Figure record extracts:
++++++++

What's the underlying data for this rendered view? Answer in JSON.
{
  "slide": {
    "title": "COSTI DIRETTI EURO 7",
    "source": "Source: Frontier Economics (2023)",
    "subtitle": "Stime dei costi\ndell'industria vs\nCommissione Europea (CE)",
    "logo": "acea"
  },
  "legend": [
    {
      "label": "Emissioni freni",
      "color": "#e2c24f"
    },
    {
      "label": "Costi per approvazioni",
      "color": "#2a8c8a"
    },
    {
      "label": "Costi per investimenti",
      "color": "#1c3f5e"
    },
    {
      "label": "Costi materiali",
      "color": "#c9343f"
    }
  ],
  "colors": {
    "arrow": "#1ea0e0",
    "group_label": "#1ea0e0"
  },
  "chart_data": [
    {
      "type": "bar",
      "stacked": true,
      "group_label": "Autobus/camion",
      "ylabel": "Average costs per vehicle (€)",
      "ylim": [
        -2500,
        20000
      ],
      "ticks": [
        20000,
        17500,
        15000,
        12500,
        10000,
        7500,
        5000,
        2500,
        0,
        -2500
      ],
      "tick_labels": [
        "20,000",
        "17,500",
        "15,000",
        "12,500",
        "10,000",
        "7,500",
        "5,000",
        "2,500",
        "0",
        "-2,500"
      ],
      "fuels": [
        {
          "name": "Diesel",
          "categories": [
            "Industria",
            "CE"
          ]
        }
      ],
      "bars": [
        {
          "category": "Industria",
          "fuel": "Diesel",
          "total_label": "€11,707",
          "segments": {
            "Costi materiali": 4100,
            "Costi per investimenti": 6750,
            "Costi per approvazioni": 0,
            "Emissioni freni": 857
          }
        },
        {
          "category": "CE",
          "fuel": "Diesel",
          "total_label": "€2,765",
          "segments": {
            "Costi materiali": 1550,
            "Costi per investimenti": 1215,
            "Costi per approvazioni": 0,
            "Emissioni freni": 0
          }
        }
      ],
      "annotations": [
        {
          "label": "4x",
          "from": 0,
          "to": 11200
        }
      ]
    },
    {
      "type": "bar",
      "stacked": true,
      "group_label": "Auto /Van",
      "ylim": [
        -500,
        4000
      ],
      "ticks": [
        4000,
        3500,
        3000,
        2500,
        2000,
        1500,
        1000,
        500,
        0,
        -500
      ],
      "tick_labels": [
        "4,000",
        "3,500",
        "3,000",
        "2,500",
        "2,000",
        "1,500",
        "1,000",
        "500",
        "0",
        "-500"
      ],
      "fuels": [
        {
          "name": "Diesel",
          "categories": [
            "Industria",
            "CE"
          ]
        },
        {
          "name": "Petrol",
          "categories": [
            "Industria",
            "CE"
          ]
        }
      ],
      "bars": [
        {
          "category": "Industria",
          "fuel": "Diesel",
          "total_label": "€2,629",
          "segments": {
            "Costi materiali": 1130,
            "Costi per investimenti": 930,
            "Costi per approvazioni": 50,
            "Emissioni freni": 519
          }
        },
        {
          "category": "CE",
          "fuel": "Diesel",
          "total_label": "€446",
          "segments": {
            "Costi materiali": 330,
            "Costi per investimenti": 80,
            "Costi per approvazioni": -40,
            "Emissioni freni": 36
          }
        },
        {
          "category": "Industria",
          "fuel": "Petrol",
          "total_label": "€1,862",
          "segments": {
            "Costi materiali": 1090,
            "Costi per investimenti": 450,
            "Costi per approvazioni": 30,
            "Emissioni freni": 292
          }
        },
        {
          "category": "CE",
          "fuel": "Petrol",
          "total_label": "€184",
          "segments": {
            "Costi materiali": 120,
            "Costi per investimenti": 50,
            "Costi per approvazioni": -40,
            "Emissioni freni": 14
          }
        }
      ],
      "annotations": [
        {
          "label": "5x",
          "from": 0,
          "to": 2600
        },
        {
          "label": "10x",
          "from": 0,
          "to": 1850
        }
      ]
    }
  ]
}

++++++++

- [AIM]
Pick out the lines containing the word "freni" and show them.

- [RESULT]
      "label": "Emissioni freni",
            "Emissioni freni": 857
            "Emissioni freni": 0
            "Emissioni freni": 519
            "Emissioni freni": 36
            "Emissioni freni": 292
            "Emissioni freni": 14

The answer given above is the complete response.